Locate all lines in the data below that hold "Risk" and show them.

>> START Records for this exercise

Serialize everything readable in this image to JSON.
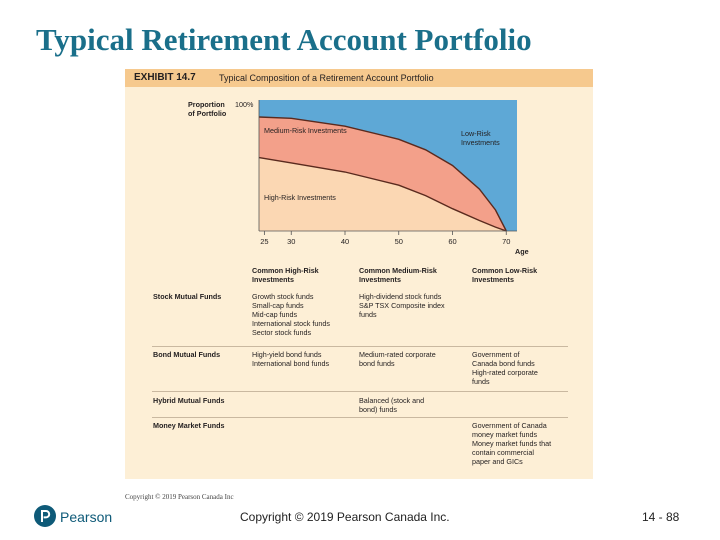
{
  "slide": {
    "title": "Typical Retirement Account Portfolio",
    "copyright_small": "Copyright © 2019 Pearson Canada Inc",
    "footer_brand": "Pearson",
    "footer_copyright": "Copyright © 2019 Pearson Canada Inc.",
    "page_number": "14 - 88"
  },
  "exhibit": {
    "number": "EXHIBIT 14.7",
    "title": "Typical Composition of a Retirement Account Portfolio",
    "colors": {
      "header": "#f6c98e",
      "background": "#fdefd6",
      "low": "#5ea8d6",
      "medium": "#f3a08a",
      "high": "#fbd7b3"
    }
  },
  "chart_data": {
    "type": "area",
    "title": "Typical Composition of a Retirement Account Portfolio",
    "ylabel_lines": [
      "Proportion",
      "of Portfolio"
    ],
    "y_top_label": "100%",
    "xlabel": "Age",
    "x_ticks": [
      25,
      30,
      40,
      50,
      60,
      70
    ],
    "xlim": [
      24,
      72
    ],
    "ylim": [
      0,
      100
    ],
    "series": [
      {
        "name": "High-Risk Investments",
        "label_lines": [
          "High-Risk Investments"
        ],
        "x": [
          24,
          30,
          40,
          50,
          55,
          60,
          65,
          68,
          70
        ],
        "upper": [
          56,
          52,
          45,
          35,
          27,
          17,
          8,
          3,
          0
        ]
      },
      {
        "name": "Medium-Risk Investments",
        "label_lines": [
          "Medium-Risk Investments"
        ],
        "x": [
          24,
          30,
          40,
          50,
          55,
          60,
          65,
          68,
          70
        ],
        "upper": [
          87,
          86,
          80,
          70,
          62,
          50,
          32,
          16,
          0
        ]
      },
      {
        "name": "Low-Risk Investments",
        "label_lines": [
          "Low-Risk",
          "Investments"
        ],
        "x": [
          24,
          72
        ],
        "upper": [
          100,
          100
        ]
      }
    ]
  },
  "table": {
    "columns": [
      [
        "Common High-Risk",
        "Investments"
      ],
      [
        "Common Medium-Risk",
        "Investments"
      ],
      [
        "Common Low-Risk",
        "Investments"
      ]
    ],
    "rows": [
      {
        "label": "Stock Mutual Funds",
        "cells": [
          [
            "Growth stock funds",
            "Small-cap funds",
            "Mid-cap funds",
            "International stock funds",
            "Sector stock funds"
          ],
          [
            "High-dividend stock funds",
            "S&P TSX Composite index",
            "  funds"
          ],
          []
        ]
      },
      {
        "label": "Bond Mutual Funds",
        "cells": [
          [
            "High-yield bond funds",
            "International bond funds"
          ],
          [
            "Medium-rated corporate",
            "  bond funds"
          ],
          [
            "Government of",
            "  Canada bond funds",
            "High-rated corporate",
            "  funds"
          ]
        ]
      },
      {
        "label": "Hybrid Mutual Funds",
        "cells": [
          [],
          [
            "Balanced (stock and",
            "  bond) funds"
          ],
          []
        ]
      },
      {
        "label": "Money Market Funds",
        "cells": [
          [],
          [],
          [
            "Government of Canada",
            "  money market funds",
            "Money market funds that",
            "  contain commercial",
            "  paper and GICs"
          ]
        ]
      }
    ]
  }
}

>> END Records for this exercise

**Result**
        "name": "High-Risk Investments",
          "High-Risk Investments"
        "name": "Medium-Risk Investments",
          "Medium-Risk Investments"
        "name": "Low-Risk Investments",
          "Low-Risk",
        "Common High-Risk",
        "Common Medium-Risk",
        "Common Low-Risk",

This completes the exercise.